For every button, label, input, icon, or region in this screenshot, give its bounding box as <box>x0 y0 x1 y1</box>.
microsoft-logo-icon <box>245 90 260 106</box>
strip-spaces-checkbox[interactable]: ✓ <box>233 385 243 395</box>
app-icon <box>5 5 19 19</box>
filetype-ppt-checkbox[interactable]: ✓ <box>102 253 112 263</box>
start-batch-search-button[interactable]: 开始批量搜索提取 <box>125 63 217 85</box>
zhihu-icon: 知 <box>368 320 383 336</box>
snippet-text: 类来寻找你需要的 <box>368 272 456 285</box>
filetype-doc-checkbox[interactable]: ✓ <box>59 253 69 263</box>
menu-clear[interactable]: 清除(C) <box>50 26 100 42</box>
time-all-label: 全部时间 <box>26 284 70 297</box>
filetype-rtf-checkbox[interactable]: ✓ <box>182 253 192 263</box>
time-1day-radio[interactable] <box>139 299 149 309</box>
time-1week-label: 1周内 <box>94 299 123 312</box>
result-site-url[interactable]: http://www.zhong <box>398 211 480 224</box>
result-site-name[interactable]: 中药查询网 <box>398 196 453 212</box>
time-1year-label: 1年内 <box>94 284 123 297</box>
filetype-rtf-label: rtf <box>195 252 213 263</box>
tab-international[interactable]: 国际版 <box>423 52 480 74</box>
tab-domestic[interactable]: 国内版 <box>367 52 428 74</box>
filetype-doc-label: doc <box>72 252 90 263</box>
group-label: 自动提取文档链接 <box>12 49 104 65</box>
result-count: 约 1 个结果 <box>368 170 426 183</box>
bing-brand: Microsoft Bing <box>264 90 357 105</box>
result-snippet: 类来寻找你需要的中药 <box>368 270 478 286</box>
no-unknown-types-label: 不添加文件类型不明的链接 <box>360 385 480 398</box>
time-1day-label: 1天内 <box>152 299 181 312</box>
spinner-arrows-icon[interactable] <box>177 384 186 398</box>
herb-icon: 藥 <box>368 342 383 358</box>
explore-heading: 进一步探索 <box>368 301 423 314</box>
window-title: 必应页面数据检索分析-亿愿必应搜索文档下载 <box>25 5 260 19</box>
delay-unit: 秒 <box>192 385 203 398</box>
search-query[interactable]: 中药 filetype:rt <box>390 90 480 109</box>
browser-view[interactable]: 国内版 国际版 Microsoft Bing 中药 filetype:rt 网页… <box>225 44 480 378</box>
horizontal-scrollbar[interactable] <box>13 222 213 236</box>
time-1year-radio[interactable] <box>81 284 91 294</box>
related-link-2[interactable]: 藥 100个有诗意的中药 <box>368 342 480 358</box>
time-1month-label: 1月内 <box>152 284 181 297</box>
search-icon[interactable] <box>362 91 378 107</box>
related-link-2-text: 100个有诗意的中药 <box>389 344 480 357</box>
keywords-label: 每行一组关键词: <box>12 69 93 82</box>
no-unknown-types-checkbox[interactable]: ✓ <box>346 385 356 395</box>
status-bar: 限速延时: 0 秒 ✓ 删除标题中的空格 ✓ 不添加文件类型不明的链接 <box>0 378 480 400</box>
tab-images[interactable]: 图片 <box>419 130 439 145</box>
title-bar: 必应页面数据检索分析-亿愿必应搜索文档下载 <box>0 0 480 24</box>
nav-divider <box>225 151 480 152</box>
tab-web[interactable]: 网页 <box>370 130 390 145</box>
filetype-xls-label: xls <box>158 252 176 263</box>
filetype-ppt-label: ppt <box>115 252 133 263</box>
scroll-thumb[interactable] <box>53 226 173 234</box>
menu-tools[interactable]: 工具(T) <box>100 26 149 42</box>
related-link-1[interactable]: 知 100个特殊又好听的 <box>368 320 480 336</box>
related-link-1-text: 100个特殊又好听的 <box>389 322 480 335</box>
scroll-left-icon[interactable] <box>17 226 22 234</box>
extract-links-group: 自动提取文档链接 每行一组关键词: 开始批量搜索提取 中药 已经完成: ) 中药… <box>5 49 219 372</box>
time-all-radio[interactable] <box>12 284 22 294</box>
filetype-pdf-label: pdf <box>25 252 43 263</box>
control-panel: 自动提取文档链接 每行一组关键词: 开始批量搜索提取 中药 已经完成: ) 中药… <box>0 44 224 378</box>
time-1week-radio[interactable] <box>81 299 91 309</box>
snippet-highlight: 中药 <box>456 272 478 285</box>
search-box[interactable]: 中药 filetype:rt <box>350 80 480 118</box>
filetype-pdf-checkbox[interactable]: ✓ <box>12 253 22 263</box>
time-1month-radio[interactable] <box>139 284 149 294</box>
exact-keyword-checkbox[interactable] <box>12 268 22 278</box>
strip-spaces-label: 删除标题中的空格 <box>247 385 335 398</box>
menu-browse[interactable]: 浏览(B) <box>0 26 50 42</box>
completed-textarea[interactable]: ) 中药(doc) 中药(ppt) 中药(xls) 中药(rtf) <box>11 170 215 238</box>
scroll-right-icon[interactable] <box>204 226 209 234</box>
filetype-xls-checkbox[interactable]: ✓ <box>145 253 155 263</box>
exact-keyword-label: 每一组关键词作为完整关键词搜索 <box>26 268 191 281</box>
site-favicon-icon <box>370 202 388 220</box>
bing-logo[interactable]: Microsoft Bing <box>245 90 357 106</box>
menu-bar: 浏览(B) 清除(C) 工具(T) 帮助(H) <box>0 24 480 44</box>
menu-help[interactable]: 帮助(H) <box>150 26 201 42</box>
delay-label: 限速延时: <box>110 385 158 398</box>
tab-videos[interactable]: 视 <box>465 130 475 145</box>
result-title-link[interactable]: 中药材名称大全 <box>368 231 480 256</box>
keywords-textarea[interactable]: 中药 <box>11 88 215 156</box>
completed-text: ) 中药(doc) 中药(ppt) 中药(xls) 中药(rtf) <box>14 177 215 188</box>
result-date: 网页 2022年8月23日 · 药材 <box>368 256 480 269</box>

──────────

◆ **The request**
Copy out the data above, from its start through the line containing "filetype-doc-checkbox[interactable]: ✓ <box>59", word for word, with nothing added.

◆ **Completed task**
For every button, label, input, icon, or region in this screenshot, give its bounding box as <box>x0 y0 x1 y1</box>.
microsoft-logo-icon <box>245 90 260 106</box>
strip-spaces-checkbox[interactable]: ✓ <box>233 385 243 395</box>
app-icon <box>5 5 19 19</box>
filetype-ppt-checkbox[interactable]: ✓ <box>102 253 112 263</box>
start-batch-search-button[interactable]: 开始批量搜索提取 <box>125 63 217 85</box>
zhihu-icon: 知 <box>368 320 383 336</box>
snippet-text: 类来寻找你需要的 <box>368 272 456 285</box>
filetype-doc-checkbox[interactable]: ✓ <box>59 253 69 263</box>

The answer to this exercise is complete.